Exercise objective: Below is a listing; reproduce each line of it exactly.

Provided data:
———

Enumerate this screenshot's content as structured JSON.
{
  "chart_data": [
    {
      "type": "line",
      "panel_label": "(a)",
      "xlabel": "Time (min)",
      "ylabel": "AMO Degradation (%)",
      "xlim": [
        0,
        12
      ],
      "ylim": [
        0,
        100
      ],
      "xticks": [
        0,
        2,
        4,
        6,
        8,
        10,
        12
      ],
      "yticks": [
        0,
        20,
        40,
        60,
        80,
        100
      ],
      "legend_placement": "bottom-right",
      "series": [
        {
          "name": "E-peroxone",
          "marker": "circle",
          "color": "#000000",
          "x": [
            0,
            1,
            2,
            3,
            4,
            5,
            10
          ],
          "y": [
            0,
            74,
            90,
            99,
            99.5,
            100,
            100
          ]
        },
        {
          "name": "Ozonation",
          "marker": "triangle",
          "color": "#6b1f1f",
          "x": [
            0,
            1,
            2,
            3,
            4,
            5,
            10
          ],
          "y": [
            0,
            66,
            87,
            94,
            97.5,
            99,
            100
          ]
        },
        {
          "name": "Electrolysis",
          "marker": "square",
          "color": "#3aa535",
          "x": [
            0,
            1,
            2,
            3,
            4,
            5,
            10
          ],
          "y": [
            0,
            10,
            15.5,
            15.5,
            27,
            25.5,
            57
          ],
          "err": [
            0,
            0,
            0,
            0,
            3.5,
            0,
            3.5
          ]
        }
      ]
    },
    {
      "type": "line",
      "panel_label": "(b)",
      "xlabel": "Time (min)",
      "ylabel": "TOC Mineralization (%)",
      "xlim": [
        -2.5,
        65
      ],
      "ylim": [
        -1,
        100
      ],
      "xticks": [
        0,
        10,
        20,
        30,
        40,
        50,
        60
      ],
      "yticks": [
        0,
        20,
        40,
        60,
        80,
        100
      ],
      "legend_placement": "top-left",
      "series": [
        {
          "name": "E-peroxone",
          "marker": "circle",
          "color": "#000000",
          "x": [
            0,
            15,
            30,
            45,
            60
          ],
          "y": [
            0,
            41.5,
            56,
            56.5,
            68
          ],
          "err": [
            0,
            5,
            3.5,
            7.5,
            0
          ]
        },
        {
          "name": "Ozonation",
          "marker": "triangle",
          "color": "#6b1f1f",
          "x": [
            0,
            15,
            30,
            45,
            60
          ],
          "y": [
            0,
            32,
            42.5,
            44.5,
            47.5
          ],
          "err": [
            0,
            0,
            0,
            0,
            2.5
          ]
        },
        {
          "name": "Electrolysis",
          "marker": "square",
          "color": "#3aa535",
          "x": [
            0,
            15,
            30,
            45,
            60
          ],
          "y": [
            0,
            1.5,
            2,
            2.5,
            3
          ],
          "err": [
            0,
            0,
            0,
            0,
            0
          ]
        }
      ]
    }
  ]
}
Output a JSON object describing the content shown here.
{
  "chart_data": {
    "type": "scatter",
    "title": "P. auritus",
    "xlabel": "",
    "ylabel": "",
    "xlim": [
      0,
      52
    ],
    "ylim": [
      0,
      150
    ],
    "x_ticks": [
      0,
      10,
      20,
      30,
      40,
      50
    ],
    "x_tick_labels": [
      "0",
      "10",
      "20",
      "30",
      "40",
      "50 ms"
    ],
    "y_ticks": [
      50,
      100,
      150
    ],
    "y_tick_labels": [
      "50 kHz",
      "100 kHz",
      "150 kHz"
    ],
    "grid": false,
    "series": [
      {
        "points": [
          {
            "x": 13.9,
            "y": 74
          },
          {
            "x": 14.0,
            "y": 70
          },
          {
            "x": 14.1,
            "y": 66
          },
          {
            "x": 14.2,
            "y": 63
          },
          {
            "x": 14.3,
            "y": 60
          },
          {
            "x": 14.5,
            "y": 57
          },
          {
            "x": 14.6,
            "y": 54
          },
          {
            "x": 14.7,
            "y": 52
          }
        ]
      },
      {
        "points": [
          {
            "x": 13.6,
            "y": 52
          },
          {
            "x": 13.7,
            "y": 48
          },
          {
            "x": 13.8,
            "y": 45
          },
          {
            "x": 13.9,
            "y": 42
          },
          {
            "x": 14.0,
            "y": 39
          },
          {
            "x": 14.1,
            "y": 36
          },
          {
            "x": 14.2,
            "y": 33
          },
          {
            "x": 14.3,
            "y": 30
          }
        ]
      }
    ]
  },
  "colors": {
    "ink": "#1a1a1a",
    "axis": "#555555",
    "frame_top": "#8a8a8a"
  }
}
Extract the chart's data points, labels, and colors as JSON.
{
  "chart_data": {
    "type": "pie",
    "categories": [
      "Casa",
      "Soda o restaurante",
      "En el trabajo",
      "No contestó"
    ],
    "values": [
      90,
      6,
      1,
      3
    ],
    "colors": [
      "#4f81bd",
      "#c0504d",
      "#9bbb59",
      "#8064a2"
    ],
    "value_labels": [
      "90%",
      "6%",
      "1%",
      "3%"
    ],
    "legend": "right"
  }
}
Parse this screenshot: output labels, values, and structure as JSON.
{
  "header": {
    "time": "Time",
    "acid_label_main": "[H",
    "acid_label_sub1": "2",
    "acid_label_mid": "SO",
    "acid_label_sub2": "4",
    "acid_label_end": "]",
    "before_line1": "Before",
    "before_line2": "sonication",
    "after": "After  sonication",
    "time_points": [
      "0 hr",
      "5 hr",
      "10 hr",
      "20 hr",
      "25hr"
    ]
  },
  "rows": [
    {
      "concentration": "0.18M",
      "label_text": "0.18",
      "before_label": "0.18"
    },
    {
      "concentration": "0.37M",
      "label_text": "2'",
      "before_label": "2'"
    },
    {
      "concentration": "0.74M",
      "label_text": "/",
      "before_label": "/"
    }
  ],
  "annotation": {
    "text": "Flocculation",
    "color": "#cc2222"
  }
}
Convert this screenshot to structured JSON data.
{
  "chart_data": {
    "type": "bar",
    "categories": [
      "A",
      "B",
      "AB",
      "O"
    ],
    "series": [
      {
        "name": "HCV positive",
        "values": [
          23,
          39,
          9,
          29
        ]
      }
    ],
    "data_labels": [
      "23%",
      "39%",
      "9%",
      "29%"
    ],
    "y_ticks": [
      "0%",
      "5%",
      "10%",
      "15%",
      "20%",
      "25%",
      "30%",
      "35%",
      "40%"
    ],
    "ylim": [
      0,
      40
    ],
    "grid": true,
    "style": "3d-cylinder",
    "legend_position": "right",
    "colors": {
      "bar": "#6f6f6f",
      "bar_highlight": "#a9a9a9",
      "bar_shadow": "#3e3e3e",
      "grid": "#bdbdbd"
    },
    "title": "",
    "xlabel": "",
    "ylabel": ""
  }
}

———

Result of the task:
Enumerate this screenshot's content as structured JSON.
{
  "chart_data": [
    {
      "type": "line",
      "panel_label": "(a)",
      "xlabel": "Time (min)",
      "ylabel": "AMO Degradation (%)",
      "xlim": [
        0,
        12
      ],
      "ylim": [
        0,
        100
      ],
      "xticks": [
        0,
        2,
        4,
        6,
        8,
        10,
        12
      ],
      "yticks": [
        0,
        20,
        40,
        60,
        80,
        100
      ],
      "legend_placement": "bottom-right",
      "series": [
        {
          "name": "E-peroxone",
          "marker": "circle",
          "color": "#000000",
          "x": [
            0,
            1,
            2,
            3,
            4,
            5,
            10
          ],
          "y": [
            0,
            74,
            90,
            99,
            99.5,
            100,
            100
          ]
        },
        {
          "name": "Ozonation",
          "marker": "triangle",
          "color": "#6b1f1f",
          "x": [
            0,
            1,
            2,
            3,
            4,
            5,
            10
          ],
          "y": [
            0,
            66,
            87,
            94,
            97.5,
            99,
            100
          ]
        },
        {
          "name": "Electrolysis",
          "marker": "square",
          "color": "#3aa535",
          "x": [
            0,
            1,
            2,
            3,
            4,
            5,
            10
          ],
          "y": [
            0,
            10,
            15.5,
            15.5,
            27,
            25.5,
            57
          ],
          "err": [
            0,
            0,
            0,
            0,
            3.5,
            0,
            3.5
          ]
        }
      ]
    },
    {
      "type": "line",
      "panel_label": "(b)",
      "xlabel": "Time (min)",
      "ylabel": "TOC Mineralization (%)",
      "xlim": [
        -2.5,
        65
      ],
      "ylim": [
        -1,
        100
      ],
      "xticks": [
        0,
        10,
        20,
        30,
        40,
        50,
        60
      ],
      "yticks": [
        0,
        20,
        40,
        60,
        80,
        100
      ],
      "legend_placement": "top-left",
      "series": [
        {
          "name": "E-peroxone",
          "marker": "circle",
          "color": "#000000",
          "x": [
            0,
            15,
            30,
            45,
            60
          ],
          "y": [
            0,
            41.5,
            56,
            56.5,
            68
          ],
          "err": [
            0,
            5,
            3.5,
            7.5,
            0
          ]
        },
        {
          "name": "Ozonation",
          "marker": "triangle",
          "color": "#6b1f1f",
          "x": [
            0,
            15,
            30,
            45,
            60
          ],
          "y": [
            0,
            32,
            42.5,
            44.5,
            47.5
          ],
          "err": [
            0,
            0,
            0,
            0,
            2.5
          ]
        },
        {
          "name": "Electrolysis",
          "marker": "square",
          "color": "#3aa535",
          "x": [
            0,
            15,
            30,
            45,
            60
          ],
          "y": [
            0,
            1.5,
            2,
            2.5,
            3
          ],
          "err": [
            0,
            0,
            0,
            0,
            0
          ]
        }
      ]
    }
  ]
}
Output a JSON object describing the content shown here.
{
  "chart_data": {
    "type": "scatter",
    "title": "P. auritus",
    "xlabel": "",
    "ylabel": "",
    "xlim": [
      0,
      52
    ],
    "ylim": [
      0,
      150
    ],
    "x_ticks": [
      0,
      10,
      20,
      30,
      40,
      50
    ],
    "x_tick_labels": [
      "0",
      "10",
      "20",
      "30",
      "40",
      "50 ms"
    ],
    "y_ticks": [
      50,
      100,
      150
    ],
    "y_tick_labels": [
      "50 kHz",
      "100 kHz",
      "150 kHz"
    ],
    "grid": false,
    "series": [
      {
        "points": [
          {
            "x": 13.9,
            "y": 74
          },
          {
            "x": 14.0,
            "y": 70
          },
          {
            "x": 14.1,
            "y": 66
          },
          {
            "x": 14.2,
            "y": 63
          },
          {
            "x": 14.3,
            "y": 60
          },
          {
            "x": 14.5,
            "y": 57
          },
          {
            "x": 14.6,
            "y": 54
          },
          {
            "x": 14.7,
            "y": 52
          }
        ]
      },
      {
        "points": [
          {
            "x": 13.6,
            "y": 52
          },
          {
            "x": 13.7,
            "y": 48
          },
          {
            "x": 13.8,
            "y": 45
          },
          {
            "x": 13.9,
            "y": 42
          },
          {
            "x": 14.0,
            "y": 39
          },
          {
            "x": 14.1,
            "y": 36
          },
          {
            "x": 14.2,
            "y": 33
          },
          {
            "x": 14.3,
            "y": 30
          }
        ]
      }
    ]
  },
  "colors": {
    "ink": "#1a1a1a",
    "axis": "#555555",
    "frame_top": "#8a8a8a"
  }
}
Extract the chart's data points, labels, and colors as JSON.
{
  "chart_data": {
    "type": "pie",
    "categories": [
      "Casa",
      "Soda o restaurante",
      "En el trabajo",
      "No contestó"
    ],
    "values": [
      90,
      6,
      1,
      3
    ],
    "colors": [
      "#4f81bd",
      "#c0504d",
      "#9bbb59",
      "#8064a2"
    ],
    "value_labels": [
      "90%",
      "6%",
      "1%",
      "3%"
    ],
    "legend": "right"
  }
}
Parse this screenshot: output labels, values, and structure as JSON.
{
  "header": {
    "time": "Time",
    "acid_label_main": "[H",
    "acid_label_sub1": "2",
    "acid_label_mid": "SO",
    "acid_label_sub2": "4",
    "acid_label_end": "]",
    "before_line1": "Before",
    "before_line2": "sonication",
    "after": "After  sonication",
    "time_points": [
      "0 hr",
      "5 hr",
      "10 hr",
      "20 hr",
      "25hr"
    ]
  },
  "rows": [
    {
      "concentration": "0.18M",
      "label_text": "0.18",
      "before_label": "0.18"
    },
    {
      "concentration": "0.37M",
      "label_text": "2'",
      "before_label": "2'"
    },
    {
      "concentration": "0.74M",
      "label_text": "/",
      "before_label": "/"
    }
  ],
  "annotation": {
    "text": "Flocculation",
    "color": "#cc2222"
  }
}
Convert this screenshot to structured JSON data.
{
  "chart_data": {
    "type": "bar",
    "categories": [
      "A",
      "B",
      "AB",
      "O"
    ],
    "series": [
      {
        "name": "HCV positive",
        "values": [
          23,
          39,
          9,
          29
        ]
      }
    ],
    "data_labels": [
      "23%",
      "39%",
      "9%",
      "29%"
    ],
    "y_ticks": [
      "0%",
      "5%",
      "10%",
      "15%",
      "20%",
      "25%",
      "30%",
      "35%",
      "40%"
    ],
    "ylim": [
      0,
      40
    ],
    "grid": true,
    "style": "3d-cylinder",
    "legend_position": "right",
    "colors": {
      "bar": "#6f6f6f",
      "bar_highlight": "#a9a9a9",
      "bar_shadow": "#3e3e3e",
      "grid": "#bdbdbd"
    },
    "title": "",
    "xlabel": "",
    "ylabel": ""
  }
}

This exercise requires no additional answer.